Your objective
Every record below should be transcribed exactly. Omit the images.

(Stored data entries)
⁂

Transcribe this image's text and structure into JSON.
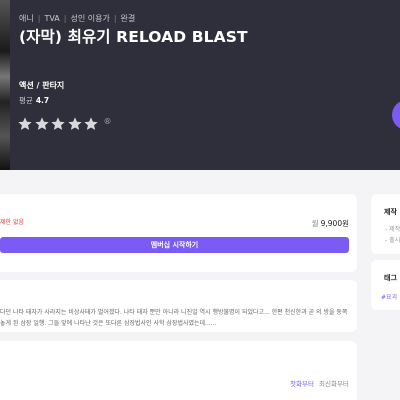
{
  "hero": {
    "meta": [
      "애니",
      "TVA",
      "성인 이용가",
      "완결"
    ],
    "title": "(자막) 최유기 RELOAD BLAST",
    "genre": "액션 / 판타지",
    "rating_label": "평균",
    "rating_value": "4.7",
    "star_count": 5,
    "info_icon": "®"
  },
  "purchase": {
    "limited_text": "제한 없음",
    "price_currency": "월",
    "price": "9,900원",
    "button_label": "멤버십 시작하기"
  },
  "synopsis": {
    "text": "다던 나타 태자가 사라지는 비상사태가 벌어졌다. 나타 태자 뿐만 아니라 니진일 역시 행방불명이 되었다고... 한편 천신한과 곧 의 방을 동쪽 놓게 된 삼장 일행. 그들 앞에 나타난 것은 또다른 삼장법사인 사학 삼장법사였는데......"
  },
  "episodes": {
    "sort_first": "첫화부터",
    "sort_latest": "최신화부터"
  },
  "sidebar": {
    "production_title": "제작",
    "production_lines": [
      "제작",
      "출시"
    ],
    "tags_title": "태그",
    "tag": "#요괴"
  },
  "colors": {
    "accent": "#7a5cf5",
    "hero_bg": "#2f2f3b",
    "warning": "#e23b3b",
    "page_bg": "#f4f4f6"
  }
}
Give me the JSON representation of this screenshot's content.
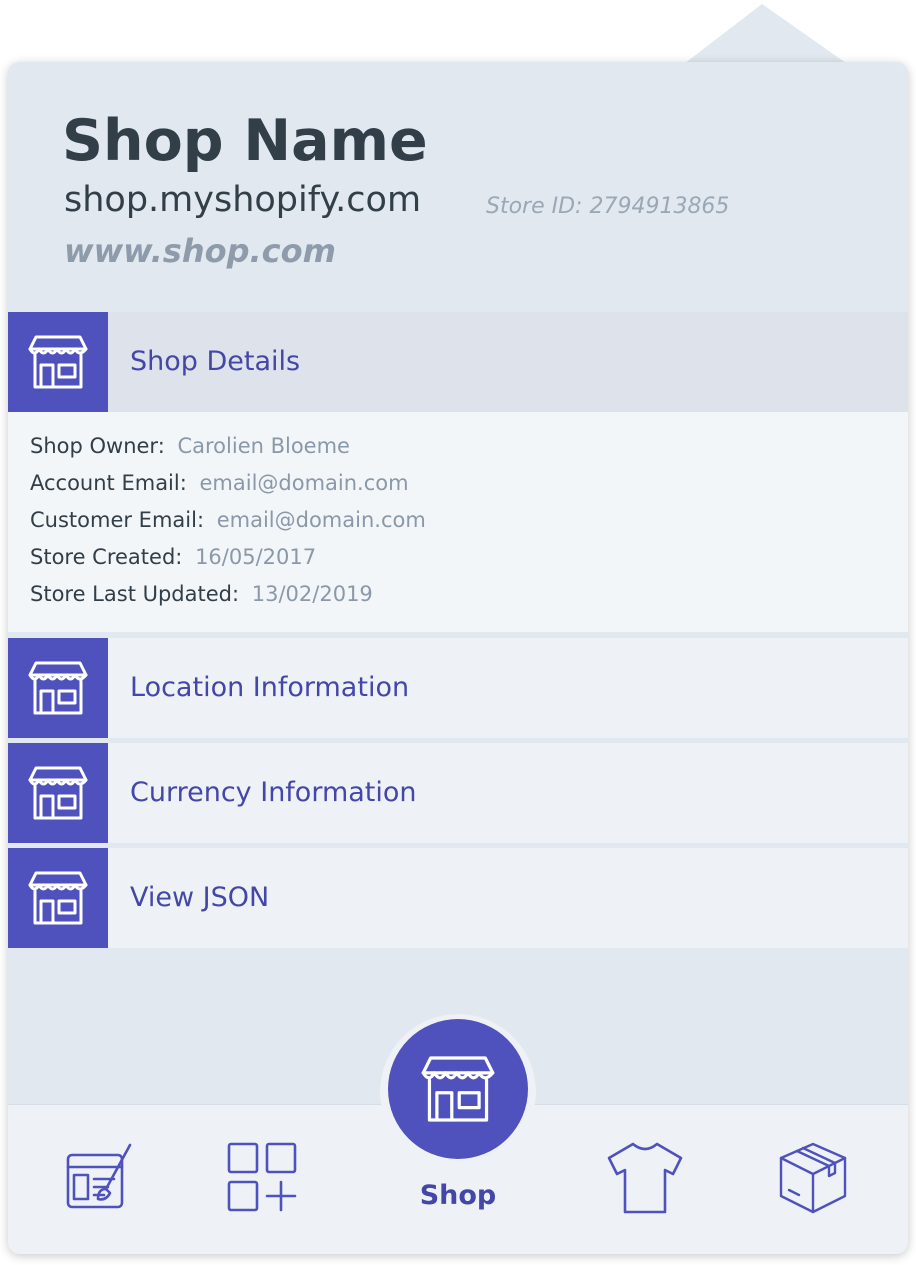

⁂

Result of the exercise
Transcribe this image's text and structure into JSON.
{
  "hero": {
    "meta": [
      "애니",
      "TVA",
      "성인 이용가",
      "완결"
    ],
    "title": "(자막) 최유기 RELOAD BLAST",
    "genre": "액션 / 판타지",
    "rating_label": "평균",
    "rating_value": "4.7",
    "star_count": 5,
    "info_icon": "®"
  },
  "purchase": {
    "limited_text": "제한 없음",
    "price_currency": "월",
    "price": "9,900원",
    "button_label": "멤버십 시작하기"
  },
  "synopsis": {
    "text": "다던 나타 태자가 사라지는 비상사태가 벌어졌다. 나타 태자 뿐만 아니라 니진일 역시 행방불명이 되었다고... 한편 천신한과 곧 의 방을 동쪽 놓게 된 삼장 일행. 그들 앞에 나타난 것은 또다른 삼장법사인 사학 삼장법사였는데......"
  },
  "episodes": {
    "sort_first": "첫화부터",
    "sort_latest": "최신화부터"
  },
  "sidebar": {
    "production_title": "제작",
    "production_lines": [
      "제작",
      "출시"
    ],
    "tags_title": "태그",
    "tag": "#요괴"
  },
  "colors": {
    "accent": "#7a5cf5",
    "hero_bg": "#2f2f3b",
    "warning": "#e23b3b",
    "page_bg": "#f4f4f6"
  }
}
Give me the JSON representation of this screenshot's content.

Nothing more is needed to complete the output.